***** Record list *****

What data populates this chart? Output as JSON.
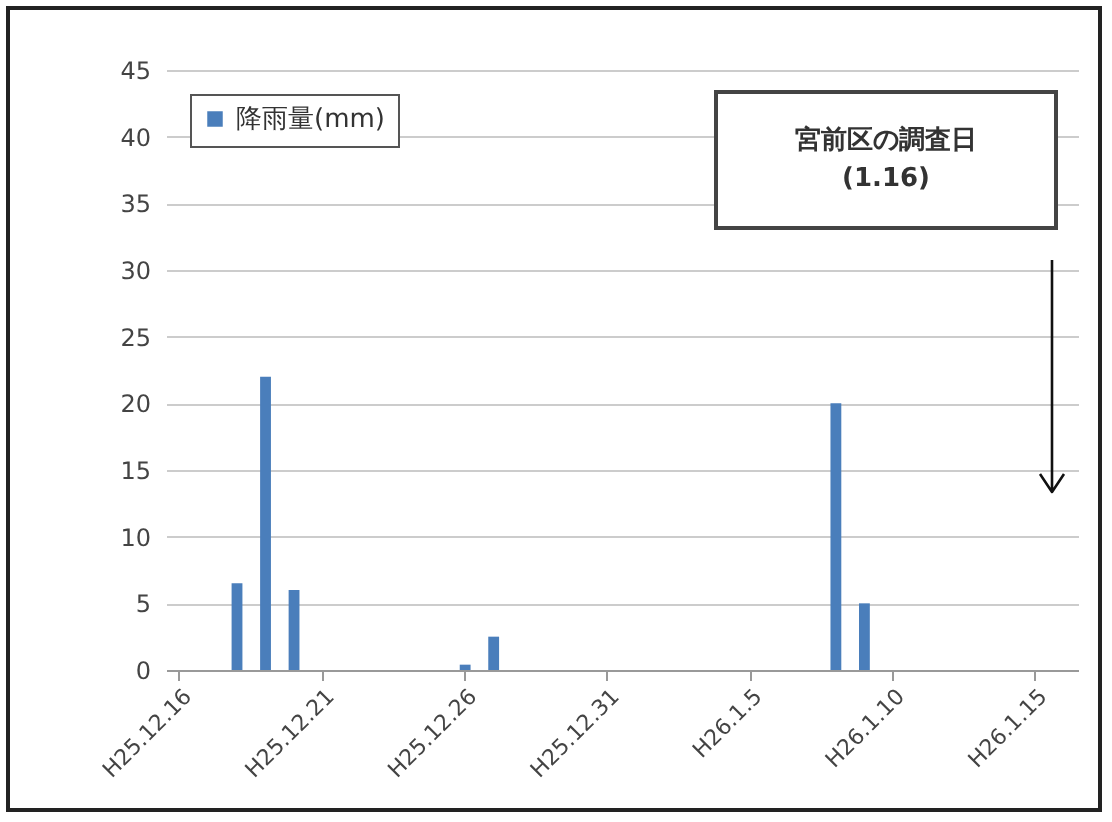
{
  "chart_data": {
    "type": "bar",
    "categories": [
      "H25.12.16",
      null,
      null,
      null,
      null,
      "H25.12.21",
      null,
      null,
      null,
      null,
      "H25.12.26",
      null,
      null,
      null,
      null,
      "H25.12.31",
      null,
      null,
      null,
      null,
      "H26.1.5",
      null,
      null,
      null,
      null,
      "H26.1.10",
      null,
      null,
      null,
      null,
      "H26.1.15",
      null
    ],
    "series": [
      {
        "name": "降雨量(mm)",
        "color": "#4a7ebb",
        "values": [
          0,
          0,
          6.5,
          22,
          6,
          0,
          0,
          0,
          0,
          0,
          0.4,
          2.5,
          0,
          0,
          0,
          0,
          0,
          0,
          0,
          0,
          0,
          0,
          0,
          20,
          5,
          0,
          0,
          0,
          0,
          0,
          0,
          0
        ]
      }
    ],
    "ylim": [
      0,
      45
    ],
    "yticks": [
      0,
      5,
      10,
      15,
      20,
      25,
      30,
      35,
      40,
      45
    ],
    "grid": "y",
    "legend": "top left",
    "annotations": [
      "宮前区の調査日\n(1.16)"
    ]
  }
}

*****

What is being asked.
Write out again every line above exactly as given; the pictures do not belong in the copy.

Written reply.
What data populates this chart? Output as JSON.
{
  "chart_data": {
    "type": "bar",
    "categories": [
      "H25.12.16",
      null,
      null,
      null,
      null,
      "H25.12.21",
      null,
      null,
      null,
      null,
      "H25.12.26",
      null,
      null,
      null,
      null,
      "H25.12.31",
      null,
      null,
      null,
      null,
      "H26.1.5",
      null,
      null,
      null,
      null,
      "H26.1.10",
      null,
      null,
      null,
      null,
      "H26.1.15",
      null
    ],
    "series": [
      {
        "name": "降雨量(mm)",
        "color": "#4a7ebb",
        "values": [
          0,
          0,
          6.5,
          22,
          6,
          0,
          0,
          0,
          0,
          0,
          0.4,
          2.5,
          0,
          0,
          0,
          0,
          0,
          0,
          0,
          0,
          0,
          0,
          0,
          20,
          5,
          0,
          0,
          0,
          0,
          0,
          0,
          0
        ]
      }
    ],
    "ylim": [
      0,
      45
    ],
    "yticks": [
      0,
      5,
      10,
      15,
      20,
      25,
      30,
      35,
      40,
      45
    ],
    "grid": "y",
    "legend": "top left",
    "annotations": [
      "宮前区の調査日\n(1.16)"
    ]
  }
}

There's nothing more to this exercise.